* _ARTICLE_
---
5 Signs You’re Trapped: How to Escape the “Employee Setup”

If you’re like me, you were taught that the way to make money was to get a job. I was programmed to be an employee. If you went through the American education system, you were probably programmed the same way. “Go to school, get a good job,” and later, we were all told, “Invest in a 401(k).” That was and still is the American dream being shoved down the throats of students.

That advice might have been right for our parents—for that time period, for the information available. But we know better now—we just keep repeating the same message and mistakes.

Years ago, I had a conversation with a young man about 401(k)s. “I have a question for you,” he said. “I’ve read that you say 401(k)s are the worst investments, but I don’t understand why you say that.”

“What is it that you don’t understand?” I asked.

“Well,” said the young man. “Most employers match your contribution. For instance, my employer matches up to four percent of my salary. Isn’t that a hundred percent return? Why is that a bad investment?”
---
* _INFORMATION PROVIDED_
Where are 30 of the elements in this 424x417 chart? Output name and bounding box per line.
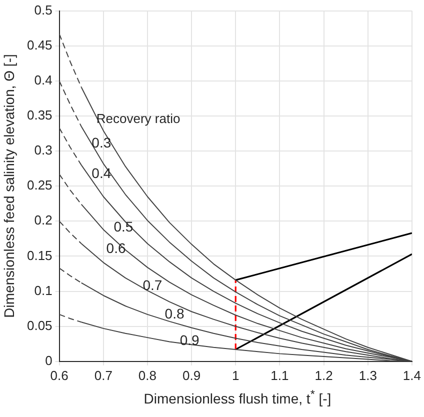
---
* _TASK SET_
a) Decide whether each statement agrees with the article, answering yes or no and quoting the words of the article that settle it.
(i) The article says the 401(k) advice was wrong even for the parents' generation.
(ii) The young man's employer matches up to four percent of his salary.
(iii) The young man had read that 401(k)s were called the worst investments.
b) Using the article, answer each question on its own line.
(i) After "Go to school, get a good job," what were people told later?
(ii) When did the conversation with the young man take place?
(iii) What return does the young man say the employer match amounts to?
c) Reproduce the passage of the article from "If you’re like" up to and including "message and mistakes.".
The data is not needed for anything asked here.

* _PER-TASK OUTPUTS_
a)
(i) No: "That advice might have been right for our parents—for that time period, for the information available."
(ii) Yes: "my employer matches up to four percent of my salary."
(iii) Yes: "I’ve read that you say 401(k)s are the worst investments"

b)
(i) "Invest in a 401(k)."
(ii) Years ago.
(iii) A hundred percent return.

c)
If you’re like me, you were taught that the way to make money was to get a job. I was programmed to be an employee. If you went through the American education system, you were probably programmed the same way. “Go to school, get a good job,” and later, we were all told, “Invest in a 401(k).” That was and still is the American dream being shoved down the throats of students.

That advice might have been right for our parents—for that time period, for the information available. But we know better now—we just keep repeating the same message and mistakes.